_DIRECTIONS FOR THIS TASK:_ Write the records below out in full, character for character, with no pictures.

_INFORMATION SUPPLIED:_
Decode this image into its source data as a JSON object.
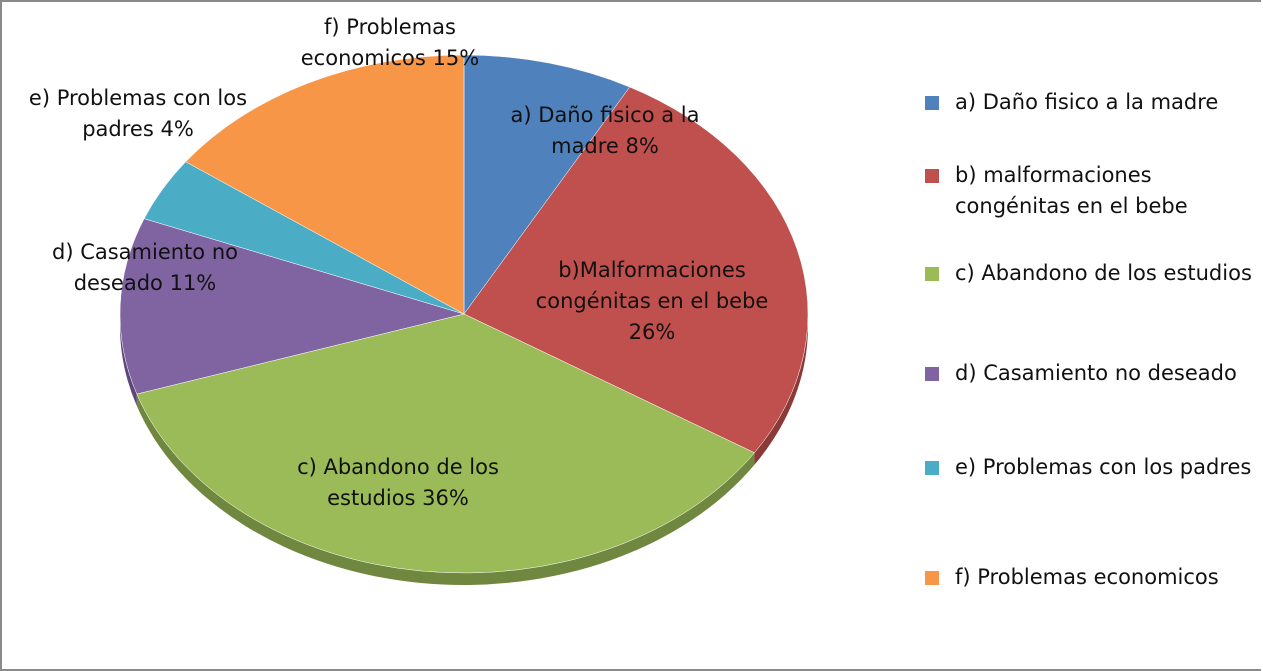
{
  "chart_data": {
    "type": "pie",
    "categories": [
      "a) Daño fisico a la madre",
      "b) malformaciones congénitas en el bebe",
      "c) Abandono de los estudios",
      "d) Casamiento no deseado",
      "e) Problemas con los padres",
      "f) Problemas economicos"
    ],
    "slice_labels": [
      "a) Daño fisico a la madre",
      "b)Malformaciones congénitas en el bebe",
      "c) Abandono de los estudios",
      "d) Casamiento no deseado",
      "e) Problemas con los padres",
      "f) Problemas economicos"
    ],
    "values": [
      8,
      26,
      36,
      11,
      4,
      15
    ],
    "value_labels": [
      "8%",
      "26%",
      "36%",
      "11%",
      "4%",
      "15%"
    ],
    "colors": [
      "#4f81bd",
      "#c0504d",
      "#9bbb59",
      "#8064a2",
      "#4bacc6",
      "#f79646"
    ],
    "legend": "right"
  }
}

_RESULT:_
Decode this image into its source data as a JSON object.
{
  "chart_data": {
    "type": "pie",
    "categories": [
      "a) Daño fisico a la madre",
      "b) malformaciones congénitas en el bebe",
      "c) Abandono de los estudios",
      "d) Casamiento no deseado",
      "e) Problemas con los padres",
      "f) Problemas economicos"
    ],
    "slice_labels": [
      "a) Daño fisico a la madre",
      "b)Malformaciones congénitas en el bebe",
      "c) Abandono de los estudios",
      "d) Casamiento no deseado",
      "e) Problemas con los padres",
      "f) Problemas economicos"
    ],
    "values": [
      8,
      26,
      36,
      11,
      4,
      15
    ],
    "value_labels": [
      "8%",
      "26%",
      "36%",
      "11%",
      "4%",
      "15%"
    ],
    "colors": [
      "#4f81bd",
      "#c0504d",
      "#9bbb59",
      "#8064a2",
      "#4bacc6",
      "#f79646"
    ],
    "legend": "right"
  }
}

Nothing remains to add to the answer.